-- START Data to process --

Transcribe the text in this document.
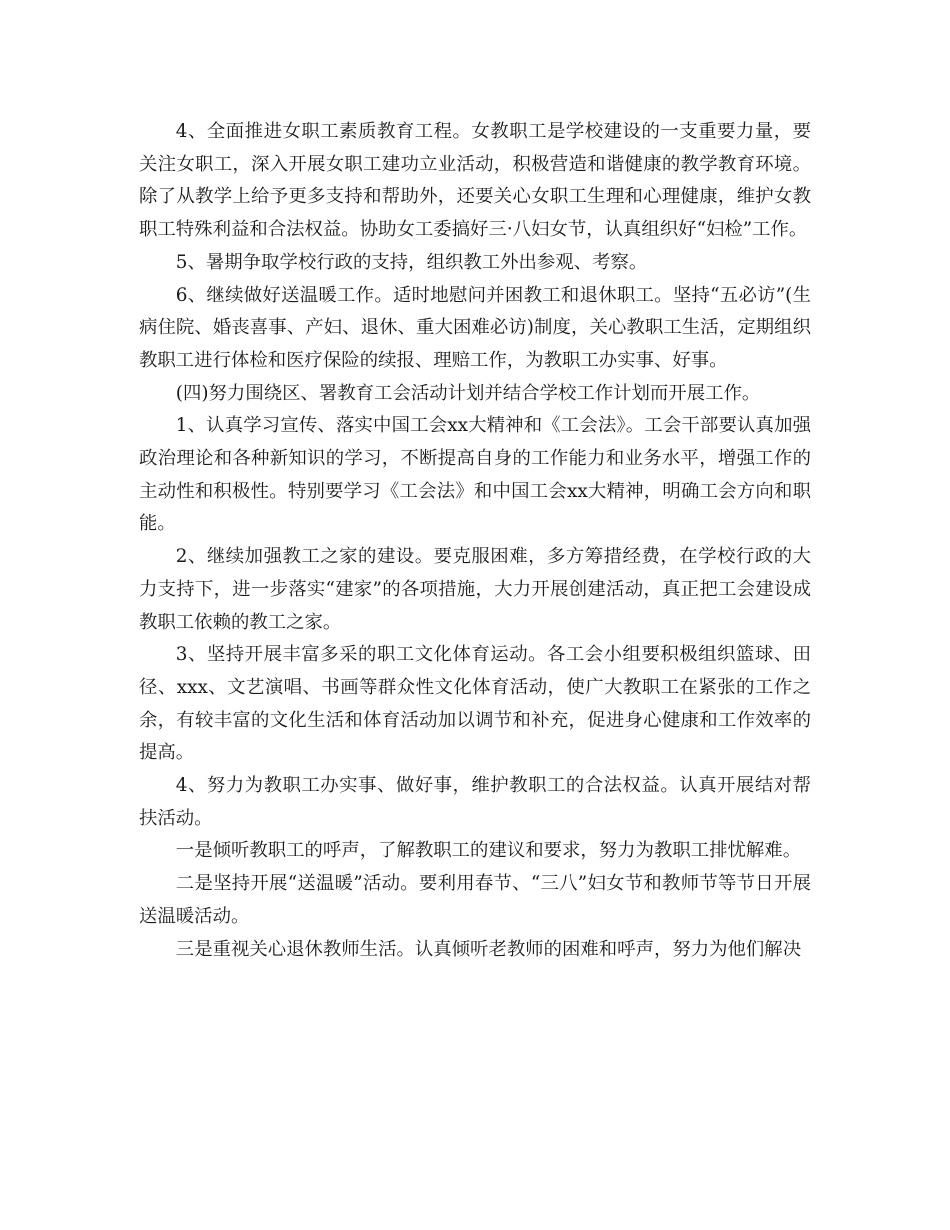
4、全面推进女职工素质教育工程。女教职工是学校建设的一支重要力量，要关注女职工，深入开展女职工建功立业活动，积极营造和谐健康的教学教育环境。除了从教学上给予更多支持和帮助外，还要关心女职工生理和心理健康，维护女教职工特殊利益和合法权益。协助女工委搞好三·八妇女节，认真组织好“妇检”工作。

5、暑期争取学校行政的支持，组织教工外出参观、考察。

6、继续做好送温暖工作。适时地慰问并困教工和退休职工。坚持“五必访”(生病住院、婚丧喜事、产妇、退休、重大困难必访)制度，关心教职工生活，定期组织教职工进行体检和医疗保险的续报、理赔工作，为教职工办实事、好事。

(四)努力围绕区、署教育工会活动计划并结合学校工作计划而开展工作。

1、认真学习宣传、落实中国工会xx大精神和《工会法》。工会干部要认真加强政治理论和各种新知识的学习，不断提高自身的工作能力和业务水平，增强工作的主动性和积极性。特别要学习《工会法》和中国工会xx大精神，明确工会方向和职能。

2、继续加强教工之家的建设。要克服困难，多方筹措经费，在学校行政的大力支持下，进一步落实“建家”的各项措施，大力开展创建活动，真正把工会建设成教职工依赖的教工之家。

3、坚持开展丰富多采的职工文化体育运动。各工会小组要积极组织篮球、田径、xxx、文艺演唱、书画等群众性文化体育活动，使广大教职工在紧张的工作之余，有较丰富的文化生活和体育活动加以调节和补充，促进身心健康和工作效率的提高。

4、努力为教职工办实事、做好事，维护教职工的合法权益。认真开展结对帮扶活动。

一是倾听教职工的呼声，了解教职工的建议和要求，努力为教职工排忧解难。

二是坚持开展“送温暖”活动。要利用春节、“三八”妇女节和教师节等节日开展送温暖活动。

三是重视关心退休教师生活。认真倾听老教师的困难和呼声，努力为他们解决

-- END Data to process --

- Your goal
Drop the pictures and reproduce the rest of the entries above exactly.

- Task answer
Transcribe the text in this document.
4、全面推进女职工素质教育工程。女教职工是学校建设的一支重要力量，要关注女职工，深入开展女职工建功立业活动，积极营造和谐健康的教学教育环境。除了从教学上给予更多支持和帮助外，还要关心女职工生理和心理健康，维护女教职工特殊利益和合法权益。协助女工委搞好三·八妇女节，认真组织好“妇检”工作。

5、暑期争取学校行政的支持，组织教工外出参观、考察。

6、继续做好送温暖工作。适时地慰问并困教工和退休职工。坚持“五必访”(生病住院、婚丧喜事、产妇、退休、重大困难必访)制度，关心教职工生活，定期组织教职工进行体检和医疗保险的续报、理赔工作，为教职工办实事、好事。

(四)努力围绕区、署教育工会活动计划并结合学校工作计划而开展工作。

1、认真学习宣传、落实中国工会xx大精神和《工会法》。工会干部要认真加强政治理论和各种新知识的学习，不断提高自身的工作能力和业务水平，增强工作的主动性和积极性。特别要学习《工会法》和中国工会xx大精神，明确工会方向和职能。

2、继续加强教工之家的建设。要克服困难，多方筹措经费，在学校行政的大力支持下，进一步落实“建家”的各项措施，大力开展创建活动，真正把工会建设成教职工依赖的教工之家。

3、坚持开展丰富多采的职工文化体育运动。各工会小组要积极组织篮球、田径、xxx、文艺演唱、书画等群众性文化体育活动，使广大教职工在紧张的工作之余，有较丰富的文化生活和体育活动加以调节和补充，促进身心健康和工作效率的提高。

4、努力为教职工办实事、做好事，维护教职工的合法权益。认真开展结对帮扶活动。

一是倾听教职工的呼声，了解教职工的建议和要求，努力为教职工排忧解难。

二是坚持开展“送温暖”活动。要利用春节、“三八”妇女节和教师节等节日开展送温暖活动。

三是重视关心退休教师生活。认真倾听老教师的困难和呼声，努力为他们解决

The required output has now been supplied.